**Task goal**. Output all lines exactly.

**Items**.
-------

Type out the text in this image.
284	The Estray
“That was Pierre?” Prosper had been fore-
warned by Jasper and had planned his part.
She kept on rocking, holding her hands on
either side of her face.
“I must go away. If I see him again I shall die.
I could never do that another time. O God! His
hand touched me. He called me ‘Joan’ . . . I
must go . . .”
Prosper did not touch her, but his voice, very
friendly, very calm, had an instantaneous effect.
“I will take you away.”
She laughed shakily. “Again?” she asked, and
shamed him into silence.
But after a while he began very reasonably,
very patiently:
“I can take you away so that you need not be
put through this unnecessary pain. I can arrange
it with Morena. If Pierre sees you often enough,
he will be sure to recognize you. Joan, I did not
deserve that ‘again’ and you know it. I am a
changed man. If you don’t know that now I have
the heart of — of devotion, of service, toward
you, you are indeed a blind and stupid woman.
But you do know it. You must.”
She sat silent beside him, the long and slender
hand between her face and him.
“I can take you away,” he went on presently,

-------

**Written response**.
Type out the text in this image.
284	The Estray
“That was Pierre?” Prosper had been fore-
warned by Jasper and had planned his part.
She kept on rocking, holding her hands on
either side of her face.
“I must go away. If I see him again I shall die.
I could never do that another time. O God! His
hand touched me. He called me ‘Joan’ . . . I
must go . . .”
Prosper did not touch her, but his voice, very
friendly, very calm, had an instantaneous effect.
“I will take you away.”
She laughed shakily. “Again?” she asked, and
shamed him into silence.
But after a while he began very reasonably,
very patiently:
“I can take you away so that you need not be
put through this unnecessary pain. I can arrange
it with Morena. If Pierre sees you often enough,
he will be sure to recognize you. Joan, I did not
deserve that ‘again’ and you know it. I am a
changed man. If you don’t know that now I have
the heart of — of devotion, of service, toward
you, you are indeed a blind and stupid woman.
But you do know it. You must.”
She sat silent beside him, the long and slender
hand between her face and him.
“I can take you away,” he went on presently,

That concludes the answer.